> GOAL OF THE EXERCISE:
Keep the images out and copy every entry below exactly.
[DATASET RECORDS start]
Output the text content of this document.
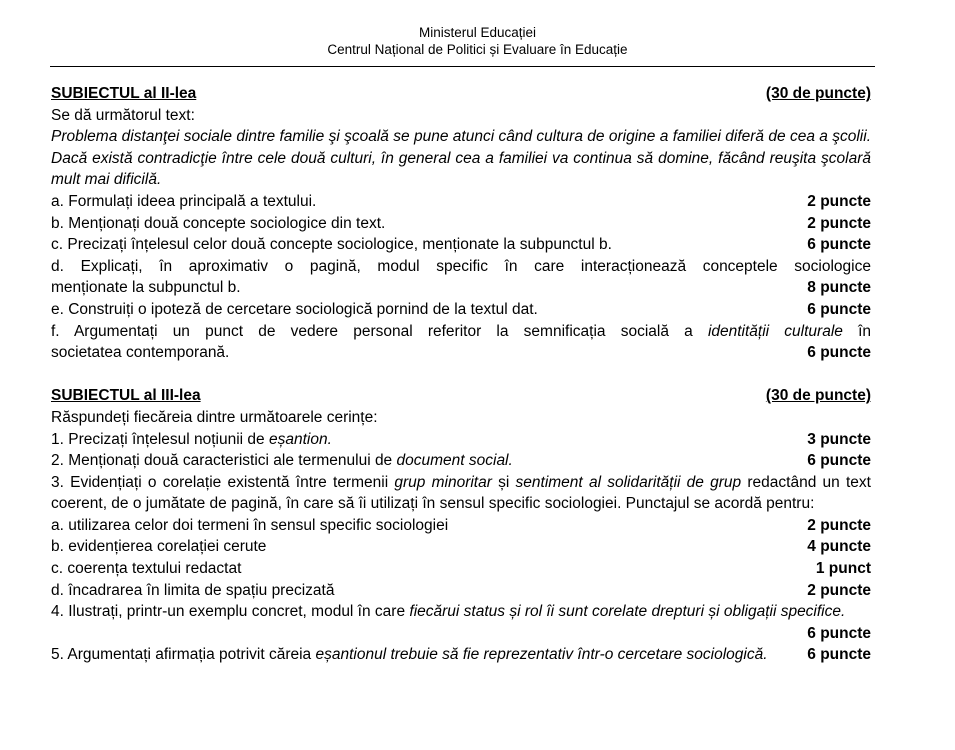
Ministerul Educației
Centrul Național de Politici și Evaluare în Educație
SUBIECTUL al II-lea	(30 de puncte)
Se dă următorul text:
Problema distanţei sociale dintre familie şi şcoală se pune atunci când cultura de origine a familiei diferă de cea a şcolii. Dacă există contradicţie între cele două culturi, în general cea a familiei va continua să domine, făcând reuşita şcolară mult mai dificilă.
a. Formulați ideea principală a textului.	2 puncte
b. Menționați două concepte sociologice din text.	2 puncte
c. Precizați înțelesul celor două concepte sociologice, menționate la subpunctul b.	6 puncte
d. Explicați, în aproximativ o pagină, modul specific în care interacționează conceptele sociologice
menționate la subpunctul b.	8 puncte
e. Construiți o ipoteză de cercetare sociologică pornind de la textul dat.	6 puncte
f. Argumentați un punct de vedere personal referitor la semnificația socială a identității culturale în
societatea contemporană.	6 puncte
SUBIECTUL al III-lea	(30 de puncte)
Răspundeți fiecăreia dintre următoarele cerințe:
1. Precizați înțelesul noțiunii de eșantion.	3 puncte
2. Menționați două caracteristici ale termenului de document social.	6 puncte
3. Evidențiați o corelație existentă între termenii grup minoritar și sentiment al solidarității de grup redactând un text coerent, de o jumătate de pagină, în care să îi utilizați în sensul specific sociologiei. Punctajul se acordă pentru:
a. utilizarea celor doi termeni în sensul specific sociologiei	2 puncte
b. evidențierea corelației cerute	4 puncte
c. coerența textului redactat	1 punct
d. încadrarea în limita de spațiu precizată	2 puncte
4. Ilustrați, printr-un exemplu concret, modul în care fiecărui status și rol îi sunt corelate drepturi și obligații specifice.
6 puncte
5. Argumentați afirmația potrivit căreia eșantionul trebuie să fie reprezentativ într-o cercetare sociologică.	6 puncte
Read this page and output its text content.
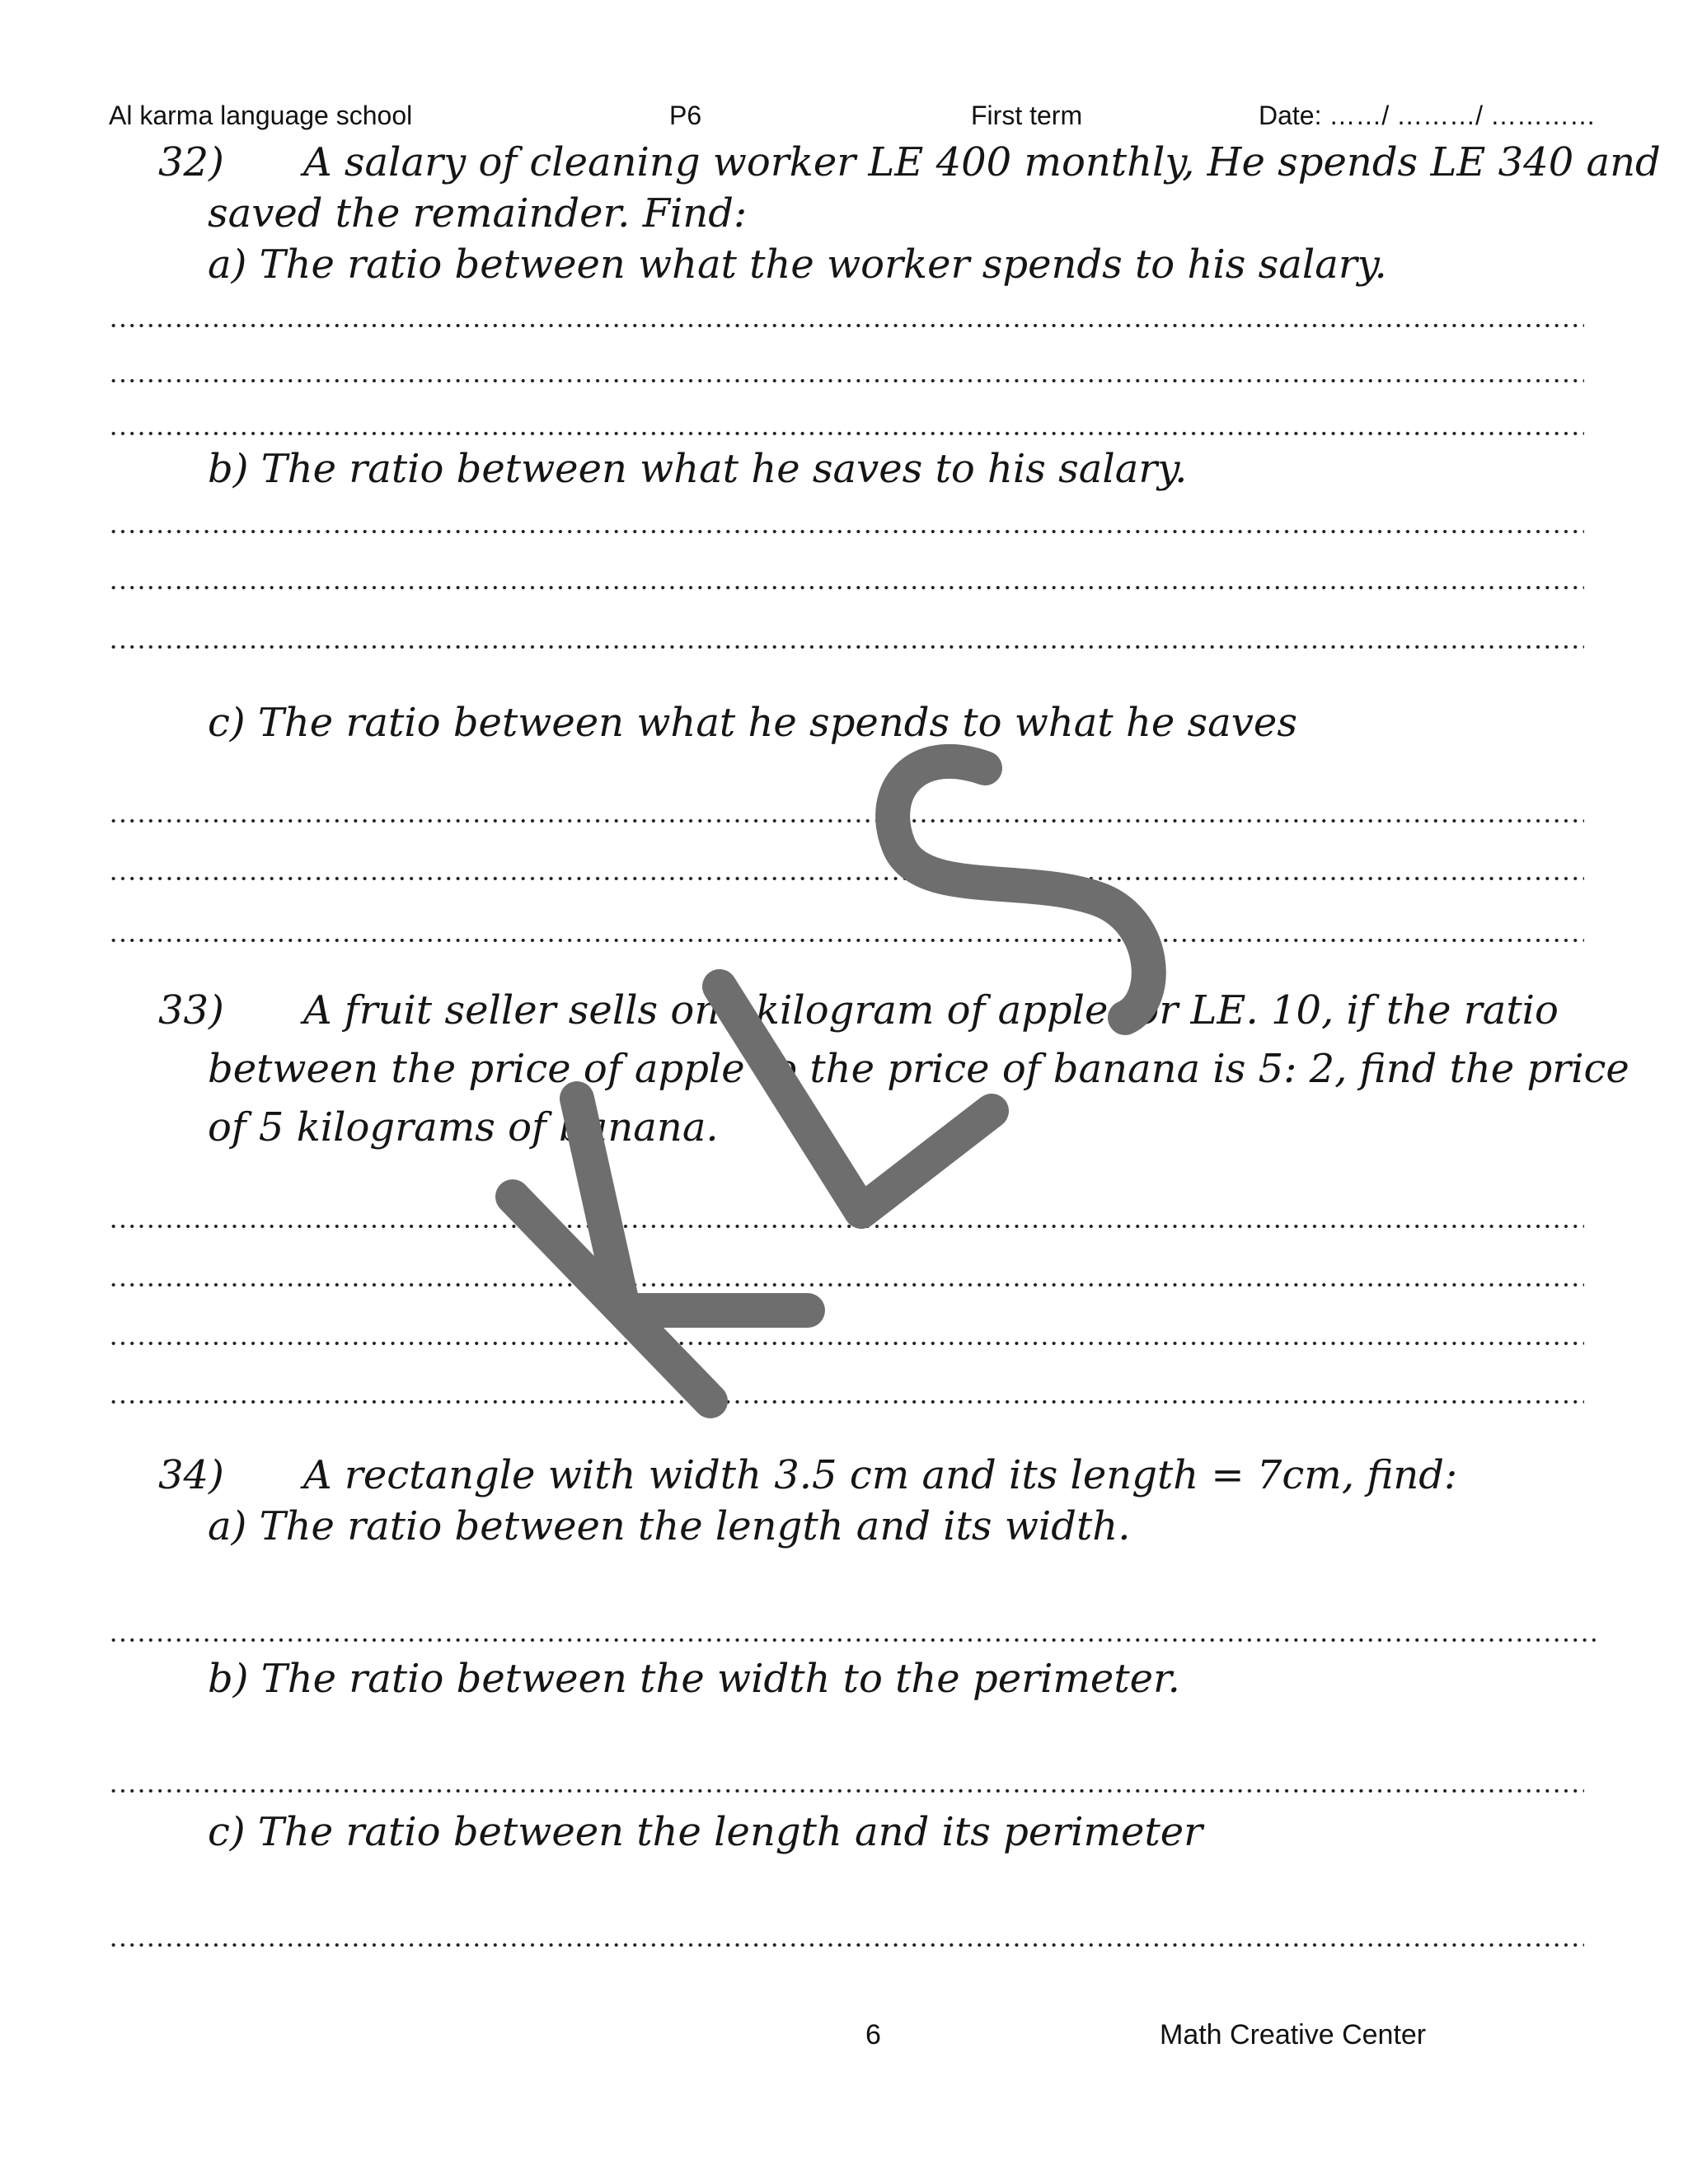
Al karma language school	P6	First term	Date: ……/ ………/ …………
32) A salary of cleaning worker LE 400 monthly, He spends LE 340 and
saved the remainder. Find:
a) The ratio between what the worker spends to his salary.
b) The ratio between what he saves to his salary.
c) The ratio between what he spends to what he saves
33) A fruit seller sells one kilogram of apple for LE. 10, if the ratio
between the price of apple to the price of banana is 5: 2, find the price
of 5 kilograms of banana.
34) A rectangle with width 3.5 cm and its length = 7cm, find:
a) The ratio between the length and its width.
b) The ratio between the width to the perimeter.
c) The ratio between the length and its perimeter
6	Math Creative Center
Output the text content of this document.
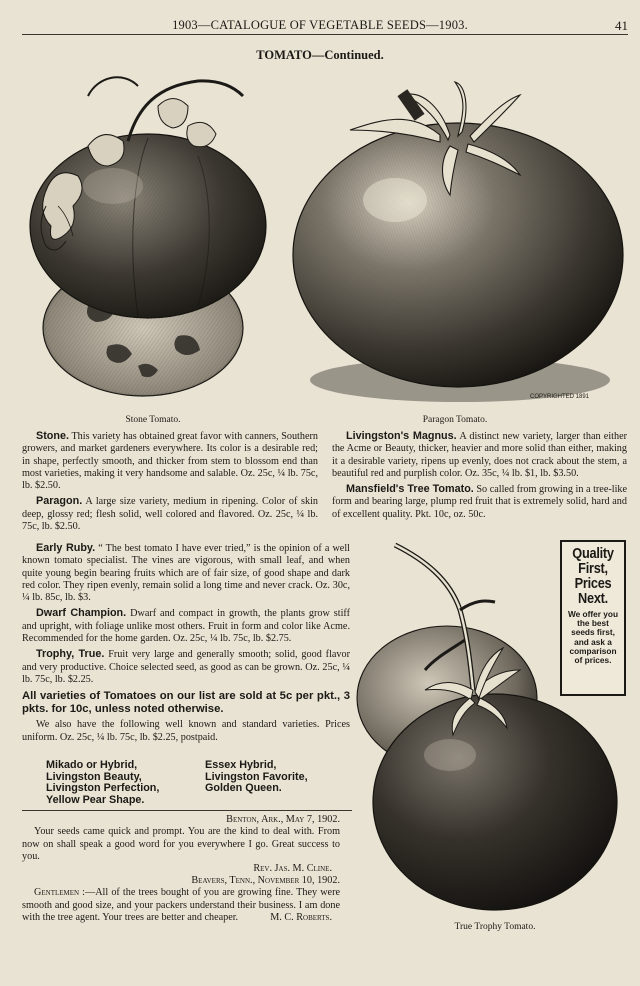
1903—CATALOGUE OF VEGETABLE SEEDS—1903.	41
TOMATO—Continued.
Stone Tomato.
COPYRIGHTED 1891
Paragon Tomato.

Stone. This variety has obtained great favor with canners, Southern growers, and market gardeners everywhere. Its color is a desirable red; in shape, perfectly smooth, and thicker from stem to blossom end than most varieties, making it very handsome and salable. Oz. 25c, ¼ lb. 75c, lb. $2.50.

Paragon. A large size variety, medium in ripening. Color of skin deep, glossy red; flesh solid, well colored and flavored. Oz. 25c, ¼ lb. 75c, lb. $2.50.

Livingston's Magnus. A distinct new variety, larger than either the Acme or Beauty, thicker, heavier and more solid than either, making it a desirable variety, ripens up evenly, does not crack about the stem, a beautiful red and purplish color. Oz. 35c, ¼ lb. $1, lb. $3.50.

Mansfield's Tree Tomato. So called from growing in a tree-like form and bearing large, plump red fruit that is extremely solid, hard and of excellent quality. Pkt. 10c, oz. 50c.

Early Ruby. “ The best tomato I have ever tried,” is the opinion of a well known tomato specialist. The vines are vigorous, with small leaf, and when quite young begin bearing fruits which are of fair size, of good shape and dark red color. They ripen evenly, remain solid a long time and never crack. Oz. 30c, ¼ lb. 85c, lb. $3.

Dwarf Champion. Dwarf and compact in growth, the plants grow stiff and upright, with foliage unlike most others. Fruit in form and color like Acme. Recommended for the home garden. Oz. 25c, ¼ lb. 75c, lb. $2.75.

Trophy, True. Fruit very large and generally smooth; solid, good flavor and very productive. Choice selected seed, as good as can be grown. Oz. 25c, ¼ lb. 75c, lb. $2.25.

All varieties of Tomatoes on our list are sold at 5c per pkt., 3 pkts. for 10c, unless noted otherwise.

We also have the following well known and standard varieties. Prices uniform. Oz. 25c, ¼ lb. 75c, lb. $2.25, postpaid.

Mikado or Hybrid,
Livingston Beauty,
Livingston Perfection,
Yellow Pear Shape.
Essex Hybrid,
Livingston Favorite,
Golden Queen.

Benton, Ark., May 7, 1902.

Your seeds came quick and prompt. You are the kind to deal with. From now on shall speak a good word for you everywhere I go. Great success to you.

Rev. Jas. M. Cline.

Beavers, Tenn., November 10, 1902.

Gentlemen :—All of the trees bought of you are growing fine. They were smooth and good size, and your packers understand their business. I am done with the tree agent. Your trees are better and cheaper.	M. C. Roberts.

Quality
First,
Prices
Next.
We offer you the best seeds first, and ask a comparison of prices.
True Trophy Tomato.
[DATASET RECORDS end]
> RESPONSE TO THIS EXERCISE:
Output the text content of this document.
Ministerul Educației
Centrul Național de Politici și Evaluare în Educație
SUBIECTUL al II-lea	(30 de puncte)
Se dă următorul text:
Problema distanţei sociale dintre familie şi şcoală se pune atunci când cultura de origine a familiei diferă de cea a şcolii. Dacă există contradicţie între cele două culturi, în general cea a familiei va continua să domine, făcând reuşita şcolară mult mai dificilă.
a. Formulați ideea principală a textului.	2 puncte
b. Menționați două concepte sociologice din text.	2 puncte
c. Precizați înțelesul celor două concepte sociologice, menționate la subpunctul b.	6 puncte
d. Explicați, în aproximativ o pagină, modul specific în care interacționează conceptele sociologice
menționate la subpunctul b.	8 puncte
e. Construiți o ipoteză de cercetare sociologică pornind de la textul dat.	6 puncte
f. Argumentați un punct de vedere personal referitor la semnificația socială a identității culturale în
societatea contemporană.	6 puncte
SUBIECTUL al III-lea	(30 de puncte)
Răspundeți fiecăreia dintre următoarele cerințe:
1. Precizați înțelesul noțiunii de eșantion.	3 puncte
2. Menționați două caracteristici ale termenului de document social.	6 puncte
3. Evidențiați o corelație existentă între termenii grup minoritar și sentiment al solidarității de grup redactând un text coerent, de o jumătate de pagină, în care să îi utilizați în sensul specific sociologiei. Punctajul se acordă pentru:
a. utilizarea celor doi termeni în sensul specific sociologiei	2 puncte
b. evidențierea corelației cerute	4 puncte
c. coerența textului redactat	1 punct
d. încadrarea în limita de spațiu precizată	2 puncte
4. Ilustrați, printr-un exemplu concret, modul în care fiecărui status și rol îi sunt corelate drepturi și obligații specifice.
6 puncte
5. Argumentați afirmația potrivit căreia eșantionul trebuie să fie reprezentativ într-o cercetare sociologică.	6 puncte
Read this page and output its text content.
Al karma language school	P6	First term	Date: ……/ ………/ …………
32) A salary of cleaning worker LE 400 monthly, He spends LE 340 and
saved the remainder. Find:
a) The ratio between what the worker spends to his salary.
b) The ratio between what he saves to his salary.
c) The ratio between what he spends to what he saves
33) A fruit seller sells one kilogram of apple for LE. 10, if the ratio
between the price of apple to the price of banana is 5: 2, find the price
of 5 kilograms of banana.
34) A rectangle with width 3.5 cm and its length = 7cm, find:
a) The ratio between the length and its width.
b) The ratio between the width to the perimeter.
c) The ratio between the length and its perimeter
6	Math Creative Center
Output the text content of this document.
1903—CATALOGUE OF VEGETABLE SEEDS—1903.	41
TOMATO—Continued.
Stone Tomato.
COPYRIGHTED 1891
Paragon Tomato.

Stone. This variety has obtained great favor with canners, Southern growers, and market gardeners everywhere. Its color is a desirable red; in shape, perfectly smooth, and thicker from stem to blossom end than most varieties, making it very handsome and salable. Oz. 25c, ¼ lb. 75c, lb. $2.50.

Paragon. A large size variety, medium in ripening. Color of skin deep, glossy red; flesh solid, well colored and flavored. Oz. 25c, ¼ lb. 75c, lb. $2.50.

Livingston's Magnus. A distinct new variety, larger than either the Acme or Beauty, thicker, heavier and more solid than either, making it a desirable variety, ripens up evenly, does not crack about the stem, a beautiful red and purplish color. Oz. 35c, ¼ lb. $1, lb. $3.50.

Mansfield's Tree Tomato. So called from growing in a tree-like form and bearing large, plump red fruit that is extremely solid, hard and of excellent quality. Pkt. 10c, oz. 50c.

Early Ruby. “ The best tomato I have ever tried,” is the opinion of a well known tomato specialist. The vines are vigorous, with small leaf, and when quite young begin bearing fruits which are of fair size, of good shape and dark red color. They ripen evenly, remain solid a long time and never crack. Oz. 30c, ¼ lb. 85c, lb. $3.

Dwarf Champion. Dwarf and compact in growth, the plants grow stiff and upright, with foliage unlike most others. Fruit in form and color like Acme. Recommended for the home garden. Oz. 25c, ¼ lb. 75c, lb. $2.75.

Trophy, True. Fruit very large and generally smooth; solid, good flavor and very productive. Choice selected seed, as good as can be grown. Oz. 25c, ¼ lb. 75c, lb. $2.25.

All varieties of Tomatoes on our list are sold at 5c per pkt., 3 pkts. for 10c, unless noted otherwise.

We also have the following well known and standard varieties. Prices uniform. Oz. 25c, ¼ lb. 75c, lb. $2.25, postpaid.

Mikado or Hybrid,
Livingston Beauty,
Livingston Perfection,
Yellow Pear Shape.
Essex Hybrid,
Livingston Favorite,
Golden Queen.

Benton, Ark., May 7, 1902.

Your seeds came quick and prompt. You are the kind to deal with. From now on shall speak a good word for you everywhere I go. Great success to you.

Rev. Jas. M. Cline.

Beavers, Tenn., November 10, 1902.

Gentlemen :—All of the trees bought of you are growing fine. They were smooth and good size, and your packers understand their business. I am done with the tree agent. Your trees are better and cheaper.	M. C. Roberts.

Quality
First,
Prices
Next.
We offer you the best seeds first, and ask a comparison of prices.
True Trophy Tomato.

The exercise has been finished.